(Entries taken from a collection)
▬▬▬▬▬▬▬▬▬▬
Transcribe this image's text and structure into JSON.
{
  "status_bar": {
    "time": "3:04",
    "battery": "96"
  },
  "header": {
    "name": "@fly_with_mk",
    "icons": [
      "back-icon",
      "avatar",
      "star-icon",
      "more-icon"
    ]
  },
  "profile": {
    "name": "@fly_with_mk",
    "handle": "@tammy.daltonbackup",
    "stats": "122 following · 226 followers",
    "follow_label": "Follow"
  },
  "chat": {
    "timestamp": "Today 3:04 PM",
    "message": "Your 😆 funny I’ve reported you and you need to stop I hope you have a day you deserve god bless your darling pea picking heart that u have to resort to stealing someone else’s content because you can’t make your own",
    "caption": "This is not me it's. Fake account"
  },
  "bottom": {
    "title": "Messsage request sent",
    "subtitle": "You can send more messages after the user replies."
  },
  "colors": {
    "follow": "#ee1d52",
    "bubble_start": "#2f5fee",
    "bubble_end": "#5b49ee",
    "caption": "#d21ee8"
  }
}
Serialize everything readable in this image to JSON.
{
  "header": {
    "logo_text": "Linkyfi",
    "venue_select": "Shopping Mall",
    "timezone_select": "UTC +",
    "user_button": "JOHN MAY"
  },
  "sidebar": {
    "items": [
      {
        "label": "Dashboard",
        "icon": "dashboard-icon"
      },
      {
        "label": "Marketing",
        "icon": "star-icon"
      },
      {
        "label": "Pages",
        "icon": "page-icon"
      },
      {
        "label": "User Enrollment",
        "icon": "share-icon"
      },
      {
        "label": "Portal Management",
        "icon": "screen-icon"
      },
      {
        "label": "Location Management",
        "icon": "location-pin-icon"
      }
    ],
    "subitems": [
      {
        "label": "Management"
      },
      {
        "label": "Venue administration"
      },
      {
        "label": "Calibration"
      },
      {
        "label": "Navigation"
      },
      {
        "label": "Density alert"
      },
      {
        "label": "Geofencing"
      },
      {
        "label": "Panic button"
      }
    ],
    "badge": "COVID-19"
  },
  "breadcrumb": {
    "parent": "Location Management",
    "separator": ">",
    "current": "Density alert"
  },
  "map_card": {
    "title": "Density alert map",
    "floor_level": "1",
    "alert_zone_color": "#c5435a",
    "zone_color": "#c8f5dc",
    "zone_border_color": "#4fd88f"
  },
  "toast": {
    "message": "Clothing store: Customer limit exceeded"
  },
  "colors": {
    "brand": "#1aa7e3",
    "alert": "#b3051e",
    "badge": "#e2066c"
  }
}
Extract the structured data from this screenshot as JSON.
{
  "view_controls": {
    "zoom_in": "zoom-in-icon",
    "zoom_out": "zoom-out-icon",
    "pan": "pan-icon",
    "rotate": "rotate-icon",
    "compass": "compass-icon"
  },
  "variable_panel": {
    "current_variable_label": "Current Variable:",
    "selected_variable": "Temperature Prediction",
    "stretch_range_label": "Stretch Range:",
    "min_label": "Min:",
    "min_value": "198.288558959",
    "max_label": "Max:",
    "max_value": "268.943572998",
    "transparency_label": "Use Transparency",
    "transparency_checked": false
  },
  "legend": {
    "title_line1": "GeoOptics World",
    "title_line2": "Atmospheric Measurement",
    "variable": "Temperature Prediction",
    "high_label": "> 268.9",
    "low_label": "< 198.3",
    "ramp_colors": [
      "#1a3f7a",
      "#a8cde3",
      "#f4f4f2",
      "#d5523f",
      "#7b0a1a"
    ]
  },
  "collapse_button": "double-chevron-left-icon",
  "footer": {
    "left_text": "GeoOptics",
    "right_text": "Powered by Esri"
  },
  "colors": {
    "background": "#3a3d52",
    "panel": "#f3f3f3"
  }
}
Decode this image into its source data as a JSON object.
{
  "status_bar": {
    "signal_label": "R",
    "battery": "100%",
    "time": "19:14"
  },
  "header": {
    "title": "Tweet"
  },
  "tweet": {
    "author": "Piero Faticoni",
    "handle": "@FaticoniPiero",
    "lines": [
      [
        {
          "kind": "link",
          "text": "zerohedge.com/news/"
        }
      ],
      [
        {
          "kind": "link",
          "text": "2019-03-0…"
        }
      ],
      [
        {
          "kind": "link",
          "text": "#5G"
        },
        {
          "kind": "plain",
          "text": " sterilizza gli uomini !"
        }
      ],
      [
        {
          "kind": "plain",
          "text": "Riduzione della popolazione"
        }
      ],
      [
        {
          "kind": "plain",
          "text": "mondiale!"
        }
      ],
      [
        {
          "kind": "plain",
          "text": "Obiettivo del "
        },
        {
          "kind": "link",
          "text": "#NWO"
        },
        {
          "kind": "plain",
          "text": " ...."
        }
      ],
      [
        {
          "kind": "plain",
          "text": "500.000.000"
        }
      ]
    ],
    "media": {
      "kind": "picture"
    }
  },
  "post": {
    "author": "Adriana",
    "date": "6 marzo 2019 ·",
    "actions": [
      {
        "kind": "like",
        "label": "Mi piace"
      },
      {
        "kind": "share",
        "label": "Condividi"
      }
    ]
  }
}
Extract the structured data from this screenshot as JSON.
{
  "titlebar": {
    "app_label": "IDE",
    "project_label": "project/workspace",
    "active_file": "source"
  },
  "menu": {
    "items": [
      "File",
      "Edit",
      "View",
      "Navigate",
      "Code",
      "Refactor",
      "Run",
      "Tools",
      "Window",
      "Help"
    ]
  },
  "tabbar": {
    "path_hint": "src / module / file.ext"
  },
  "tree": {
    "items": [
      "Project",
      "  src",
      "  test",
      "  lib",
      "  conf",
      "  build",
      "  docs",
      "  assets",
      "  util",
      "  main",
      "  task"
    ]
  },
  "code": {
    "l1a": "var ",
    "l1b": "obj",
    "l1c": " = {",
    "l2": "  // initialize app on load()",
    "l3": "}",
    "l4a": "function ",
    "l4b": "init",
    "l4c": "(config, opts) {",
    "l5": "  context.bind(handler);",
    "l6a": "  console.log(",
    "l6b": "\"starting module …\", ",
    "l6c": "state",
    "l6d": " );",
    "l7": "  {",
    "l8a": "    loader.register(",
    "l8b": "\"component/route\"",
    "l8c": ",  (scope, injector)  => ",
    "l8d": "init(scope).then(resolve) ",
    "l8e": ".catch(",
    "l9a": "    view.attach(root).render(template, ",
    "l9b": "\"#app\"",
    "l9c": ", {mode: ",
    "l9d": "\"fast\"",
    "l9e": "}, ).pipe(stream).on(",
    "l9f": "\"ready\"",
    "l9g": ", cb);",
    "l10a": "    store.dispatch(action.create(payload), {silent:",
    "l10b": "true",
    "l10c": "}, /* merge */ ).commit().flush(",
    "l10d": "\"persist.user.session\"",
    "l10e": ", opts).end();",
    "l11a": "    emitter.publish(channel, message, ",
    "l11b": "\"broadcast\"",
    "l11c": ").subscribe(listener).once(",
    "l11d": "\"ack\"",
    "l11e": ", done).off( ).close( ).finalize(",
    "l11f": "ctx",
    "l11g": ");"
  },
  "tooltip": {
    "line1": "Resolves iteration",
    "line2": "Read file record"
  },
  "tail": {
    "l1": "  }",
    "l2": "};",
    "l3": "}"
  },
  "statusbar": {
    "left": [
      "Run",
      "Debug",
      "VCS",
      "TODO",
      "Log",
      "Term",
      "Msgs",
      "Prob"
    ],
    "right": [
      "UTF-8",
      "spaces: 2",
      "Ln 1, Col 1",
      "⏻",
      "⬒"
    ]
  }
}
▬▬▬▬▬▬▬▬▬▬
Repeat each record exactly, leaving nothing out.

Transcribe this image's text and structure into JSON.
{
  "status_bar": {
    "time": "3:04",
    "battery": "96"
  },
  "header": {
    "name": "@fly_with_mk",
    "icons": [
      "back-icon",
      "avatar",
      "star-icon",
      "more-icon"
    ]
  },
  "profile": {
    "name": "@fly_with_mk",
    "handle": "@tammy.daltonbackup",
    "stats": "122 following · 226 followers",
    "follow_label": "Follow"
  },
  "chat": {
    "timestamp": "Today 3:04 PM",
    "message": "Your 😆 funny I’ve reported you and you need to stop I hope you have a day you deserve god bless your darling pea picking heart that u have to resort to stealing someone else’s content because you can’t make your own",
    "caption": "This is not me it's. Fake account"
  },
  "bottom": {
    "title": "Messsage request sent",
    "subtitle": "You can send more messages after the user replies."
  },
  "colors": {
    "follow": "#ee1d52",
    "bubble_start": "#2f5fee",
    "bubble_end": "#5b49ee",
    "caption": "#d21ee8"
  }
}
Serialize everything readable in this image to JSON.
{
  "header": {
    "logo_text": "Linkyfi",
    "venue_select": "Shopping Mall",
    "timezone_select": "UTC +",
    "user_button": "JOHN MAY"
  },
  "sidebar": {
    "items": [
      {
        "label": "Dashboard",
        "icon": "dashboard-icon"
      },
      {
        "label": "Marketing",
        "icon": "star-icon"
      },
      {
        "label": "Pages",
        "icon": "page-icon"
      },
      {
        "label": "User Enrollment",
        "icon": "share-icon"
      },
      {
        "label": "Portal Management",
        "icon": "screen-icon"
      },
      {
        "label": "Location Management",
        "icon": "location-pin-icon"
      }
    ],
    "subitems": [
      {
        "label": "Management"
      },
      {
        "label": "Venue administration"
      },
      {
        "label": "Calibration"
      },
      {
        "label": "Navigation"
      },
      {
        "label": "Density alert"
      },
      {
        "label": "Geofencing"
      },
      {
        "label": "Panic button"
      }
    ],
    "badge": "COVID-19"
  },
  "breadcrumb": {
    "parent": "Location Management",
    "separator": ">",
    "current": "Density alert"
  },
  "map_card": {
    "title": "Density alert map",
    "floor_level": "1",
    "alert_zone_color": "#c5435a",
    "zone_color": "#c8f5dc",
    "zone_border_color": "#4fd88f"
  },
  "toast": {
    "message": "Clothing store: Customer limit exceeded"
  },
  "colors": {
    "brand": "#1aa7e3",
    "alert": "#b3051e",
    "badge": "#e2066c"
  }
}
Extract the structured data from this screenshot as JSON.
{
  "view_controls": {
    "zoom_in": "zoom-in-icon",
    "zoom_out": "zoom-out-icon",
    "pan": "pan-icon",
    "rotate": "rotate-icon",
    "compass": "compass-icon"
  },
  "variable_panel": {
    "current_variable_label": "Current Variable:",
    "selected_variable": "Temperature Prediction",
    "stretch_range_label": "Stretch Range:",
    "min_label": "Min:",
    "min_value": "198.288558959",
    "max_label": "Max:",
    "max_value": "268.943572998",
    "transparency_label": "Use Transparency",
    "transparency_checked": false
  },
  "legend": {
    "title_line1": "GeoOptics World",
    "title_line2": "Atmospheric Measurement",
    "variable": "Temperature Prediction",
    "high_label": "> 268.9",
    "low_label": "< 198.3",
    "ramp_colors": [
      "#1a3f7a",
      "#a8cde3",
      "#f4f4f2",
      "#d5523f",
      "#7b0a1a"
    ]
  },
  "collapse_button": "double-chevron-left-icon",
  "footer": {
    "left_text": "GeoOptics",
    "right_text": "Powered by Esri"
  },
  "colors": {
    "background": "#3a3d52",
    "panel": "#f3f3f3"
  }
}
Decode this image into its source data as a JSON object.
{
  "status_bar": {
    "signal_label": "R",
    "battery": "100%",
    "time": "19:14"
  },
  "header": {
    "title": "Tweet"
  },
  "tweet": {
    "author": "Piero Faticoni",
    "handle": "@FaticoniPiero",
    "lines": [
      [
        {
          "kind": "link",
          "text": "zerohedge.com/news/"
        }
      ],
      [
        {
          "kind": "link",
          "text": "2019-03-0…"
        }
      ],
      [
        {
          "kind": "link",
          "text": "#5G"
        },
        {
          "kind": "plain",
          "text": " sterilizza gli uomini !"
        }
      ],
      [
        {
          "kind": "plain",
          "text": "Riduzione della popolazione"
        }
      ],
      [
        {
          "kind": "plain",
          "text": "mondiale!"
        }
      ],
      [
        {
          "kind": "plain",
          "text": "Obiettivo del "
        },
        {
          "kind": "link",
          "text": "#NWO"
        },
        {
          "kind": "plain",
          "text": " ...."
        }
      ],
      [
        {
          "kind": "plain",
          "text": "500.000.000"
        }
      ]
    ],
    "media": {
      "kind": "picture"
    }
  },
  "post": {
    "author": "Adriana",
    "date": "6 marzo 2019 ·",
    "actions": [
      {
        "kind": "like",
        "label": "Mi piace"
      },
      {
        "kind": "share",
        "label": "Condividi"
      }
    ]
  }
}
Extract the structured data from this screenshot as JSON.
{
  "titlebar": {
    "app_label": "IDE",
    "project_label": "project/workspace",
    "active_file": "source"
  },
  "menu": {
    "items": [
      "File",
      "Edit",
      "View",
      "Navigate",
      "Code",
      "Refactor",
      "Run",
      "Tools",
      "Window",
      "Help"
    ]
  },
  "tabbar": {
    "path_hint": "src / module / file.ext"
  },
  "tree": {
    "items": [
      "Project",
      "  src",
      "  test",
      "  lib",
      "  conf",
      "  build",
      "  docs",
      "  assets",
      "  util",
      "  main",
      "  task"
    ]
  },
  "code": {
    "l1a": "var ",
    "l1b": "obj",
    "l1c": " = {",
    "l2": "  // initialize app on load()",
    "l3": "}",
    "l4a": "function ",
    "l4b": "init",
    "l4c": "(config, opts) {",
    "l5": "  context.bind(handler);",
    "l6a": "  console.log(",
    "l6b": "\"starting module …\", ",
    "l6c": "state",
    "l6d": " );",
    "l7": "  {",
    "l8a": "    loader.register(",
    "l8b": "\"component/route\"",
    "l8c": ",  (scope, injector)  => ",
    "l8d": "init(scope).then(resolve) ",
    "l8e": ".catch(",
    "l9a": "    view.attach(root).render(template, ",
    "l9b": "\"#app\"",
    "l9c": ", {mode: ",
    "l9d": "\"fast\"",
    "l9e": "}, ).pipe(stream).on(",
    "l9f": "\"ready\"",
    "l9g": ", cb);",
    "l10a": "    store.dispatch(action.create(payload), {silent:",
    "l10b": "true",
    "l10c": "}, /* merge */ ).commit().flush(",
    "l10d": "\"persist.user.session\"",
    "l10e": ", opts).end();",
    "l11a": "    emitter.publish(channel, message, ",
    "l11b": "\"broadcast\"",
    "l11c": ").subscribe(listener).once(",
    "l11d": "\"ack\"",
    "l11e": ", done).off( ).close( ).finalize(",
    "l11f": "ctx",
    "l11g": ");"
  },
  "tooltip": {
    "line1": "Resolves iteration",
    "line2": "Read file record"
  },
  "tail": {
    "l1": "  }",
    "l2": "};",
    "l3": "}"
  },
  "statusbar": {
    "left": [
      "Run",
      "Debug",
      "VCS",
      "TODO",
      "Log",
      "Term",
      "Msgs",
      "Prob"
    ],
    "right": [
      "UTF-8",
      "spaces: 2",
      "Ln 1, Col 1",
      "⏻",
      "⬒"
    ]
  }
}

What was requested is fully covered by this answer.